(Item position entries)
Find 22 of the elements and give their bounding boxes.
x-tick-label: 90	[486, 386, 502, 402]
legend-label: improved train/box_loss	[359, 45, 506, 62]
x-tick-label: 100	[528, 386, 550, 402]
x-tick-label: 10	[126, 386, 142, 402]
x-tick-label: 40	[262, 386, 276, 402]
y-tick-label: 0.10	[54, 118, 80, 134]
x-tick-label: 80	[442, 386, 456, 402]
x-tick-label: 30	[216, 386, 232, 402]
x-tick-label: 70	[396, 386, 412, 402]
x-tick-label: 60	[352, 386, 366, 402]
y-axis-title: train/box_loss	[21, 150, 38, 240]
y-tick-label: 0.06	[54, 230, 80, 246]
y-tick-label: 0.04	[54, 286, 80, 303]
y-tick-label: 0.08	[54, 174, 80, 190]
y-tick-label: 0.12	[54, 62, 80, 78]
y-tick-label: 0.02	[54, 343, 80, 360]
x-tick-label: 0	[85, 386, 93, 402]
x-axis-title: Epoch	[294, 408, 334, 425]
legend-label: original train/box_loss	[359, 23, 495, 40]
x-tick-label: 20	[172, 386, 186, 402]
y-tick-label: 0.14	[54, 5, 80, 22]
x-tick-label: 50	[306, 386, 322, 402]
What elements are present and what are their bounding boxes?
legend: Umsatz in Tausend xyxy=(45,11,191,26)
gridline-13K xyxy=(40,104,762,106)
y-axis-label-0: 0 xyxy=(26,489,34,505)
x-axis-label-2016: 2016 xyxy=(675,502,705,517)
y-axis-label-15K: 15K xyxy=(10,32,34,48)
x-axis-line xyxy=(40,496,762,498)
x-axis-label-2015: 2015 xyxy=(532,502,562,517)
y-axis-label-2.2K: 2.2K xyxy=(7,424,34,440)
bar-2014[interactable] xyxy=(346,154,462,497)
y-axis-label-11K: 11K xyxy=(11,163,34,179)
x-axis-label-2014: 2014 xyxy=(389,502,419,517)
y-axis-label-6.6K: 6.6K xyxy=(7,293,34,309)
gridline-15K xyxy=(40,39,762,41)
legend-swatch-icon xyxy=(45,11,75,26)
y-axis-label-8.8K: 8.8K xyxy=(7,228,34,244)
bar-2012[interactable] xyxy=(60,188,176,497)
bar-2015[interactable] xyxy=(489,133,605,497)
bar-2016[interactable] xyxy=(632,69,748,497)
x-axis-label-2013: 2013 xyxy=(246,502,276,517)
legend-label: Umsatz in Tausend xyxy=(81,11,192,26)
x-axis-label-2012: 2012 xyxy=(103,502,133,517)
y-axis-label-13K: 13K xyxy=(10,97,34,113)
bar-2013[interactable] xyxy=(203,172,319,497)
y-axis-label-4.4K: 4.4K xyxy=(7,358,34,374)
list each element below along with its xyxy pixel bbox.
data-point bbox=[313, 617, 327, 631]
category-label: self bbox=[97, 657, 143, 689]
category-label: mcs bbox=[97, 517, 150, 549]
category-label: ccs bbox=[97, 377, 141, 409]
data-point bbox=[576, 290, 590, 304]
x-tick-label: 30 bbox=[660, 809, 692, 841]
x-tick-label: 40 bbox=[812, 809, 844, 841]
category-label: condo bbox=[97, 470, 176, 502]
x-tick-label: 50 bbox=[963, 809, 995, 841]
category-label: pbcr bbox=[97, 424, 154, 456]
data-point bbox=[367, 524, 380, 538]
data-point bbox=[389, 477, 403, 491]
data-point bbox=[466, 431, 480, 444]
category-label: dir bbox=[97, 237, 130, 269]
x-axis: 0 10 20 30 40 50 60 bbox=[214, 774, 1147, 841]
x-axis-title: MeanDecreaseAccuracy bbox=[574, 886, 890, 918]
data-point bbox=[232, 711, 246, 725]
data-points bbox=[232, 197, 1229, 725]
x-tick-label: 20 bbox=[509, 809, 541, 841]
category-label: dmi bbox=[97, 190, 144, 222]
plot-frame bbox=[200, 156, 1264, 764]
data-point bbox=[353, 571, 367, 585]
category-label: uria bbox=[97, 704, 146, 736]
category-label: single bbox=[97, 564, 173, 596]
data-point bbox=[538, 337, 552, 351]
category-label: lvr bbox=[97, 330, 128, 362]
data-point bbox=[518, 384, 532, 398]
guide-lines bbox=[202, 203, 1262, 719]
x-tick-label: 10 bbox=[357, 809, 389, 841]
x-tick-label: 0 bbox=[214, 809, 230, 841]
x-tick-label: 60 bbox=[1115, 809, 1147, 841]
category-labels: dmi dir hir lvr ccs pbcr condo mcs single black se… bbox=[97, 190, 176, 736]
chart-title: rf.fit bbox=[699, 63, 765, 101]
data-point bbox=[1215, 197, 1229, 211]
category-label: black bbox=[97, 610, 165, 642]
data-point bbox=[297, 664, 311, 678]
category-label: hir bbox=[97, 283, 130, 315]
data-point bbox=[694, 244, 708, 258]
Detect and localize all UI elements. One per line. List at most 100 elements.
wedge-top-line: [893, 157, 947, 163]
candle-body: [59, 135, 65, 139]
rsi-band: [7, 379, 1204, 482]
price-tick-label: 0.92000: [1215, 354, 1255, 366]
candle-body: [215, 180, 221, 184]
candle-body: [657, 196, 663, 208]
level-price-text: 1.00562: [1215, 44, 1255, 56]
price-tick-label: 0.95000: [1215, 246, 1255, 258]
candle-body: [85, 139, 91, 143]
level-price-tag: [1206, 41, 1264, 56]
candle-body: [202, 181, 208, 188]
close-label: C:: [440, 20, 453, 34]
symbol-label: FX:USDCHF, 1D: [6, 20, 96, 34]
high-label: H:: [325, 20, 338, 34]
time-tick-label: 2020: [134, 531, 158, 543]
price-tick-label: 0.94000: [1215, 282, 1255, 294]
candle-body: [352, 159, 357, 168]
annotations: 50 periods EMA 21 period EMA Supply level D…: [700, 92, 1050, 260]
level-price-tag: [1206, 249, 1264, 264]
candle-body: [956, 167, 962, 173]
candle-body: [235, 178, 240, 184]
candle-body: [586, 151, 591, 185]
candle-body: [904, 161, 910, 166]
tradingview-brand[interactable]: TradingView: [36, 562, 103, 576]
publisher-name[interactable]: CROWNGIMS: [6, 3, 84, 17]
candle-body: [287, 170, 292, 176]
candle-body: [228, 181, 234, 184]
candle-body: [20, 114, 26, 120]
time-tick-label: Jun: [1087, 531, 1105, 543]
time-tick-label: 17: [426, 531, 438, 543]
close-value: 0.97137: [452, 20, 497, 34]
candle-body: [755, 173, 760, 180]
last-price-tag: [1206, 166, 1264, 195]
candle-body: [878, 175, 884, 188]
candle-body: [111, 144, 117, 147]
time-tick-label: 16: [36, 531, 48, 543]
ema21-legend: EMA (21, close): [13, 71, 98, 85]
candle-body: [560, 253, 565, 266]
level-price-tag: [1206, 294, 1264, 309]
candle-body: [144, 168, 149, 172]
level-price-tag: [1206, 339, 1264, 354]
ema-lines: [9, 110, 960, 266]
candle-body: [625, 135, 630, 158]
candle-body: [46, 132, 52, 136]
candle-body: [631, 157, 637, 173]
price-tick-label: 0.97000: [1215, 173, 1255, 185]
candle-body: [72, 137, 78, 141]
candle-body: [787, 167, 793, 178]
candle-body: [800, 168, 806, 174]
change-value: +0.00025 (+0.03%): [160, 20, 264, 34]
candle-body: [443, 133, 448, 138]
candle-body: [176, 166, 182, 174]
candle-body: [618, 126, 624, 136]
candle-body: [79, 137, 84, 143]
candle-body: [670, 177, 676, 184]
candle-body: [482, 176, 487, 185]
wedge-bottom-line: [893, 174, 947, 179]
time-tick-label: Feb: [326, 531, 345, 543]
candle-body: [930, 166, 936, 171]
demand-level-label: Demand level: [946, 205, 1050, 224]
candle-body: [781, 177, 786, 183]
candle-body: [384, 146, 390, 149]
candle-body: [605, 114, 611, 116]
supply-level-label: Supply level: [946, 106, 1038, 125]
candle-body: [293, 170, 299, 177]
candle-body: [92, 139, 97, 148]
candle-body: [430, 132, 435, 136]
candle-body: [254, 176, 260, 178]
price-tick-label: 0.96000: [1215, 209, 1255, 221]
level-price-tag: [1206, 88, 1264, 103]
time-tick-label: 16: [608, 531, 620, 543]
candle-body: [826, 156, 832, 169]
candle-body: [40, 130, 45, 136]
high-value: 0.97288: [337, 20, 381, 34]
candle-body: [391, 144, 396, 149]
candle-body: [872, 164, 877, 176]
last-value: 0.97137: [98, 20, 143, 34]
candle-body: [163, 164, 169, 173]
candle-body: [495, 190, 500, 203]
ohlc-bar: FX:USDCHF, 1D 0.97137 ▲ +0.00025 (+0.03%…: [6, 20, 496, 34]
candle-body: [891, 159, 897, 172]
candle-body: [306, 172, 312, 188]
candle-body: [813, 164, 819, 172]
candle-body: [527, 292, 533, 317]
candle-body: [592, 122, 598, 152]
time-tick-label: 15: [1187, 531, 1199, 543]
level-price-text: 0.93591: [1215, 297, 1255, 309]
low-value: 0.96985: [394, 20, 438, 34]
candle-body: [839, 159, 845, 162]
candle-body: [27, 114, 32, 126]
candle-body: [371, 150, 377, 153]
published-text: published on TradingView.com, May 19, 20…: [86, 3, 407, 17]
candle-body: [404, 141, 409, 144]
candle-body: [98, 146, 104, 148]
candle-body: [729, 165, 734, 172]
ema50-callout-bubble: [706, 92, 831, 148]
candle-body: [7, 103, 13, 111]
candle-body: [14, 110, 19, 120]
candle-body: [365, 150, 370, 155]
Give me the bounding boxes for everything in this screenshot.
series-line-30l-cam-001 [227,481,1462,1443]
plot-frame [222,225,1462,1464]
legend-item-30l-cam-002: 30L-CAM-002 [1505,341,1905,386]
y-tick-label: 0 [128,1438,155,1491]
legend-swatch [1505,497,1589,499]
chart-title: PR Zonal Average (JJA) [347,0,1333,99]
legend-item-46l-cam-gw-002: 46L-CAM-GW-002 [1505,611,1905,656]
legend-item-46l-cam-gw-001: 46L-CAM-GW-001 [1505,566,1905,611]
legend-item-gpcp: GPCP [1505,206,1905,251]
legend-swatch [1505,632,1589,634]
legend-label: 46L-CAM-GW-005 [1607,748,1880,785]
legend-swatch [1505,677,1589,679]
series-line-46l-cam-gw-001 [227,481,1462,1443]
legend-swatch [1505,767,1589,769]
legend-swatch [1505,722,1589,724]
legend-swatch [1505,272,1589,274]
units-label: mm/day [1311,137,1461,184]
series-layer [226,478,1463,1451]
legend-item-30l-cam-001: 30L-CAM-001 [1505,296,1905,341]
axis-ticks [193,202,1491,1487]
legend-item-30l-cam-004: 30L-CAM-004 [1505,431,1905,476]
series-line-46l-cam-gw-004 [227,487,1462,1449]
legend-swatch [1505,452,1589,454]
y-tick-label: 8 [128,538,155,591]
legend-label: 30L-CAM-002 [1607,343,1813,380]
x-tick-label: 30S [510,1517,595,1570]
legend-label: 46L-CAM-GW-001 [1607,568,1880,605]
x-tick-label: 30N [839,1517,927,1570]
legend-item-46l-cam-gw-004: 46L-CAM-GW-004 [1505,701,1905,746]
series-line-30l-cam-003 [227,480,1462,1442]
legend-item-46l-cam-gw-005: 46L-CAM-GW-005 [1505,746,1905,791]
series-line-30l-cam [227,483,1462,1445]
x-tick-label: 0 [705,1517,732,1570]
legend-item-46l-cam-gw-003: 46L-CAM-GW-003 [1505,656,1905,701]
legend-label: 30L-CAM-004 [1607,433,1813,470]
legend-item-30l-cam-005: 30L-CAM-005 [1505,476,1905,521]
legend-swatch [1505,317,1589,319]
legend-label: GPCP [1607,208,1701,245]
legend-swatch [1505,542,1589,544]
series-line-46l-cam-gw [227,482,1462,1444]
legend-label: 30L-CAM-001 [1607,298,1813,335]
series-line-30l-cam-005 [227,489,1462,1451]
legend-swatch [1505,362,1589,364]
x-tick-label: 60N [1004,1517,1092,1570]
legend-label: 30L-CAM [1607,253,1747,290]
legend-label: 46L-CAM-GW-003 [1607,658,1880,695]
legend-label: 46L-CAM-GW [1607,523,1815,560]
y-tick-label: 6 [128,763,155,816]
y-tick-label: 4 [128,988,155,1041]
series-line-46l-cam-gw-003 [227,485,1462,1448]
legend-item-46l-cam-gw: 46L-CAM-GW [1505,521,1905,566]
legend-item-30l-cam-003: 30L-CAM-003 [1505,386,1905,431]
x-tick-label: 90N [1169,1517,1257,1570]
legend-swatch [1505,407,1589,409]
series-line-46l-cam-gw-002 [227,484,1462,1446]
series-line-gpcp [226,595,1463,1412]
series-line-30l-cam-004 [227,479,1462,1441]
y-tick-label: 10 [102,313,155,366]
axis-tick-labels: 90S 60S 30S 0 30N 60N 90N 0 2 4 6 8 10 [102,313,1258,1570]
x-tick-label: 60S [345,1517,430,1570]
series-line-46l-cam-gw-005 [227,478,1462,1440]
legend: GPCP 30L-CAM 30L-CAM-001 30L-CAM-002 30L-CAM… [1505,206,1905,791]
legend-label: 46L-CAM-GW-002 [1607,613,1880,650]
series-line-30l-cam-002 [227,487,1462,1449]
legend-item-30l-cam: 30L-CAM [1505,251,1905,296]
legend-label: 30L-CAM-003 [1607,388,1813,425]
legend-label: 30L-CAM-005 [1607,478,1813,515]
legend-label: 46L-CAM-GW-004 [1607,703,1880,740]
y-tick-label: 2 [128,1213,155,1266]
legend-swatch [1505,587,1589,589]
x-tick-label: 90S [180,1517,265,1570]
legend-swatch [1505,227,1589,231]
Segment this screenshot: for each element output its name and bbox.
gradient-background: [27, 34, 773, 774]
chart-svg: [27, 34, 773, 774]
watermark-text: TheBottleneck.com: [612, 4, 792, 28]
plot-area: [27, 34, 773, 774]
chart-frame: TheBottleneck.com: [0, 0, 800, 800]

=== Goal ===
Copy the listing above word for word, from its first line through the line containing "386, 456, 402]".

=== Response ===
Find 22 of the elements and give their bounding boxes.
x-tick-label: 90	[486, 386, 502, 402]
legend-label: improved train/box_loss	[359, 45, 506, 62]
x-tick-label: 100	[528, 386, 550, 402]
x-tick-label: 10	[126, 386, 142, 402]
x-tick-label: 40	[262, 386, 276, 402]
y-tick-label: 0.10	[54, 118, 80, 134]
x-tick-label: 80	[442, 386, 456, 402]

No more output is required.